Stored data
------------------------------------------------------------------------

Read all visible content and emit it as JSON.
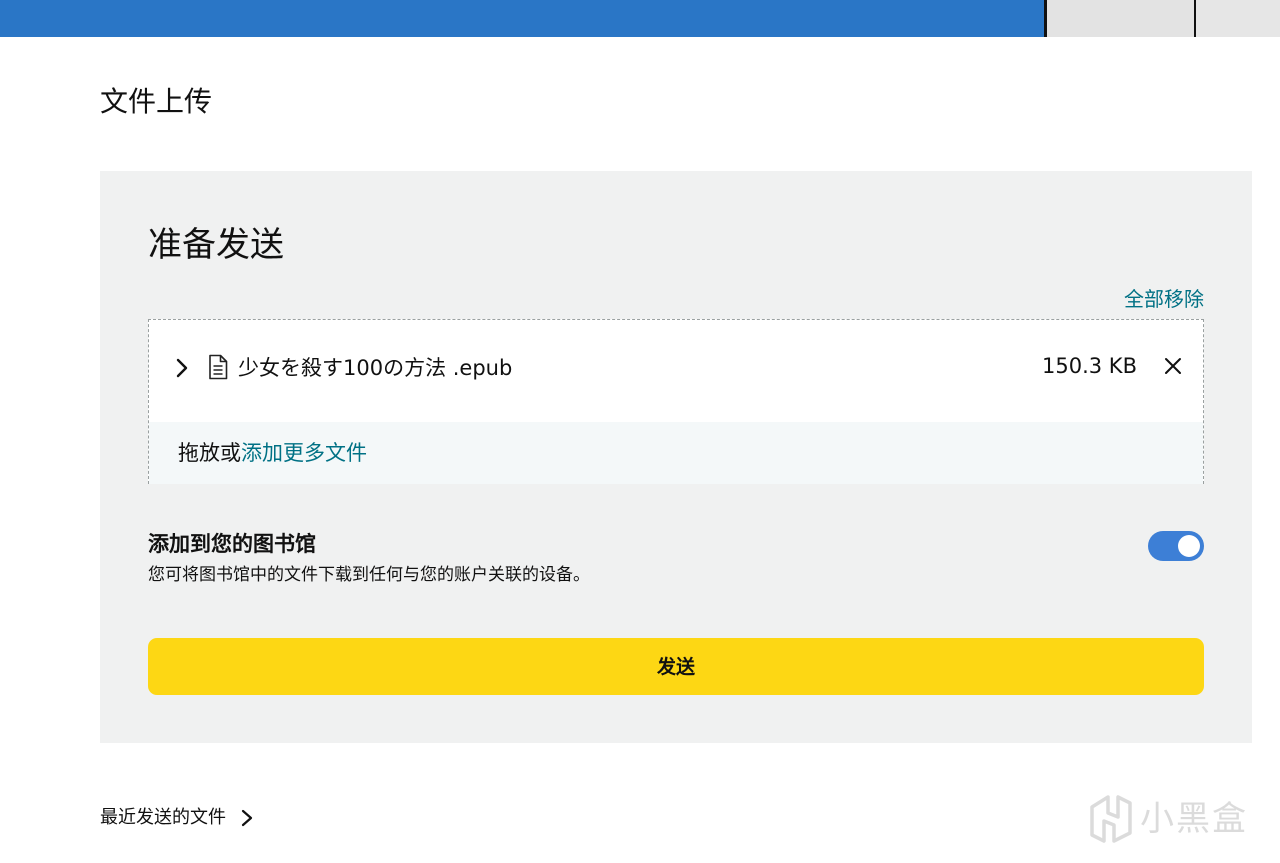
{
  "page": {
    "title": "文件上传"
  },
  "panel": {
    "title": "准备发送",
    "remove_all_label": "全部移除",
    "files": [
      {
        "name": "少女を殺す100の方法 .epub",
        "size": "150.3 KB"
      }
    ],
    "add_prefix": "拖放或",
    "add_link": "添加更多文件",
    "library": {
      "title": "添加到您的图书馆",
      "description": "您可将图书馆中的文件下载到任何与您的账户关联的设备。",
      "toggle_on": true
    },
    "send_label": "发送"
  },
  "footer": {
    "recent_label": "最近发送的文件"
  },
  "watermark": {
    "text": "小黑盒"
  },
  "colors": {
    "top_bar": "#2a76c6",
    "link": "#007185",
    "toggle": "#3d7fd6",
    "send_button": "#fdd714",
    "panel_bg": "#f0f1f1"
  }
}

------------------------------------------------------------------------

> [REQUIREMENT]:
Copy out all the data without changing anything, and drop the pictures.

> [WORKED SOLUTION]:
Read all visible content and emit it as JSON.
{
  "page": {
    "title": "文件上传"
  },
  "panel": {
    "title": "准备发送",
    "remove_all_label": "全部移除",
    "files": [
      {
        "name": "少女を殺す100の方法 .epub",
        "size": "150.3 KB"
      }
    ],
    "add_prefix": "拖放或",
    "add_link": "添加更多文件",
    "library": {
      "title": "添加到您的图书馆",
      "description": "您可将图书馆中的文件下载到任何与您的账户关联的设备。",
      "toggle_on": true
    },
    "send_label": "发送"
  },
  "footer": {
    "recent_label": "最近发送的文件"
  },
  "watermark": {
    "text": "小黑盒"
  },
  "colors": {
    "top_bar": "#2a76c6",
    "link": "#007185",
    "toggle": "#3d7fd6",
    "send_button": "#fdd714",
    "panel_bg": "#f0f1f1"
  }
}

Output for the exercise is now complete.